## DATA SECTION
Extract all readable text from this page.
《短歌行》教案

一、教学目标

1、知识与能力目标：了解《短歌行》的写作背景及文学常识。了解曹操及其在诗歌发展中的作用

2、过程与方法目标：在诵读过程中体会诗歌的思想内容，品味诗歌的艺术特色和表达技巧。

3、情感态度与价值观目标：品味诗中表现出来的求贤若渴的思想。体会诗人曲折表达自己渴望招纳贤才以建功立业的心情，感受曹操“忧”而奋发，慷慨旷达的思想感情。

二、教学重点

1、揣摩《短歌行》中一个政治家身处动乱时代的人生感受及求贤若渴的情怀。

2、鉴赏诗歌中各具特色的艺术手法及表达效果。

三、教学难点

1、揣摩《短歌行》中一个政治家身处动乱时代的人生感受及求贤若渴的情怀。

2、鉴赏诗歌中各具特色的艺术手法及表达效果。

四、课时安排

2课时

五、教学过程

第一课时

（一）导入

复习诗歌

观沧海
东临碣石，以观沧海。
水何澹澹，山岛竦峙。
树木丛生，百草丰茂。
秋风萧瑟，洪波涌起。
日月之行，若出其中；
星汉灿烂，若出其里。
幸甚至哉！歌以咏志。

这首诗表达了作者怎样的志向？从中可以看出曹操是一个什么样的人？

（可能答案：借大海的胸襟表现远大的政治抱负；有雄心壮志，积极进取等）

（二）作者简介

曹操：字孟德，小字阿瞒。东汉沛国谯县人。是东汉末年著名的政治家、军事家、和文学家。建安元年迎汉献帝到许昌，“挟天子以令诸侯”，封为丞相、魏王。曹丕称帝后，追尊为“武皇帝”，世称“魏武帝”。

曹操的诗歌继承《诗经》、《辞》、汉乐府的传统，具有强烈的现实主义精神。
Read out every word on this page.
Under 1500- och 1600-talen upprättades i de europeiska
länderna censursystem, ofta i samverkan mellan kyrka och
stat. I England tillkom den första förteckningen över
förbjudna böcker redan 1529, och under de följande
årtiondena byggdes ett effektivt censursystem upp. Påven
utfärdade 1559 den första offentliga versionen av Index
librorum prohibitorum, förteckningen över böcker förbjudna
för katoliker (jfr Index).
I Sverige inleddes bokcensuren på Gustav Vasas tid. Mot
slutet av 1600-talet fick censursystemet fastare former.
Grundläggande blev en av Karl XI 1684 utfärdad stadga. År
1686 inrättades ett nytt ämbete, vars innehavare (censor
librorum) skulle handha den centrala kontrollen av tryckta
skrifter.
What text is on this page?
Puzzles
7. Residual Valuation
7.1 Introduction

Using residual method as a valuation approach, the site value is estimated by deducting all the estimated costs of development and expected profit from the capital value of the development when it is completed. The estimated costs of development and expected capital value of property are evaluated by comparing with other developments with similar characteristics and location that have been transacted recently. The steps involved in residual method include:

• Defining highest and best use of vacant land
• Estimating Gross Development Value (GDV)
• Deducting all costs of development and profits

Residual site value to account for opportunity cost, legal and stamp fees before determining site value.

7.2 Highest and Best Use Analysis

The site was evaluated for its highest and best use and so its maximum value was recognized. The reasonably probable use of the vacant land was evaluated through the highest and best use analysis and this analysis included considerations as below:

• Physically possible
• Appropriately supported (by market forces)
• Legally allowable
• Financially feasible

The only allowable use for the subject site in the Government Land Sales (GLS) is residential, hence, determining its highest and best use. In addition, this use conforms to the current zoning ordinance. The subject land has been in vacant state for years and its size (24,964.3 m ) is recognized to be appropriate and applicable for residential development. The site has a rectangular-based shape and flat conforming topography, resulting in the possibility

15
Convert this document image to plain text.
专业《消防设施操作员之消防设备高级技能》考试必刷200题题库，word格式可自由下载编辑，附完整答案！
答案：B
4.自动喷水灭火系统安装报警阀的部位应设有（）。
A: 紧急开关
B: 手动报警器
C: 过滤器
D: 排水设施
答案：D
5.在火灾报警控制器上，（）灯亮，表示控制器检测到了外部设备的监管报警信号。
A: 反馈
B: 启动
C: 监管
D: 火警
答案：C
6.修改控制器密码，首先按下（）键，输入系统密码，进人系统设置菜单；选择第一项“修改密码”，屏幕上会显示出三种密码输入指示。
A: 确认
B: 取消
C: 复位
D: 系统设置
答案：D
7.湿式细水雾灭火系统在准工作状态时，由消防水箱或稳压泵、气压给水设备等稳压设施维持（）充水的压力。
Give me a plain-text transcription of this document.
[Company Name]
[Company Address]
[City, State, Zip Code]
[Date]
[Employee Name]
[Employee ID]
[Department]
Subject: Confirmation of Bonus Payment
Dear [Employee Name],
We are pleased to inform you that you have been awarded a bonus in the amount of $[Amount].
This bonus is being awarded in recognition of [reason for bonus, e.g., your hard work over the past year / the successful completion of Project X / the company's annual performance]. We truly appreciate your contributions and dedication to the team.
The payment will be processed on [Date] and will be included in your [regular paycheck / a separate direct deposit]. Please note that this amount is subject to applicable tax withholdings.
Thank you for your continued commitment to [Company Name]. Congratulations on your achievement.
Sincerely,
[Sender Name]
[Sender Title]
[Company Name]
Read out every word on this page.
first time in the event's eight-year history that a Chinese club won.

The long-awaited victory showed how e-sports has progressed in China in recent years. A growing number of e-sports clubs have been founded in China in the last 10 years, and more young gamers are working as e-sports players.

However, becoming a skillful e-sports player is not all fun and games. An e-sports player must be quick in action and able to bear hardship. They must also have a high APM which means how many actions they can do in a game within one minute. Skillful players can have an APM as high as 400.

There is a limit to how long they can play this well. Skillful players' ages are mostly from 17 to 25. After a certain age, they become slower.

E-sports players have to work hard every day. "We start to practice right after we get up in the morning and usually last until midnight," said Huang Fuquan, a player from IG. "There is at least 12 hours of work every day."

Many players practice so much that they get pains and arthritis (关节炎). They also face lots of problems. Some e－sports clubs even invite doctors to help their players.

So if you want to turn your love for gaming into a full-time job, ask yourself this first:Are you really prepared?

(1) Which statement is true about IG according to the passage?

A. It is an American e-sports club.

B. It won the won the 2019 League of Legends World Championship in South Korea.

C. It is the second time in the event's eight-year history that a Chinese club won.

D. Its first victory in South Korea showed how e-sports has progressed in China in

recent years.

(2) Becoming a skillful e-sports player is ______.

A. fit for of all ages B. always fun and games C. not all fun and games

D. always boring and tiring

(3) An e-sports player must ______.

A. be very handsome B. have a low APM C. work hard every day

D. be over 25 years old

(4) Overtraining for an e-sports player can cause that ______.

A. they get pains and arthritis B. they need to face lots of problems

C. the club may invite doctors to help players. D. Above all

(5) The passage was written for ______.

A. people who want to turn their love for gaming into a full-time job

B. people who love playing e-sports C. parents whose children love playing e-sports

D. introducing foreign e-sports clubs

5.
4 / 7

## SHORT EXERCISE
Look for lines containing the string "böcker" and copy them all.

## SOLUTION TO THIS TASK
förbjudna böcker redan 1529, och under de följande
librorum prohibitorum, förteckningen över böcker förbjudna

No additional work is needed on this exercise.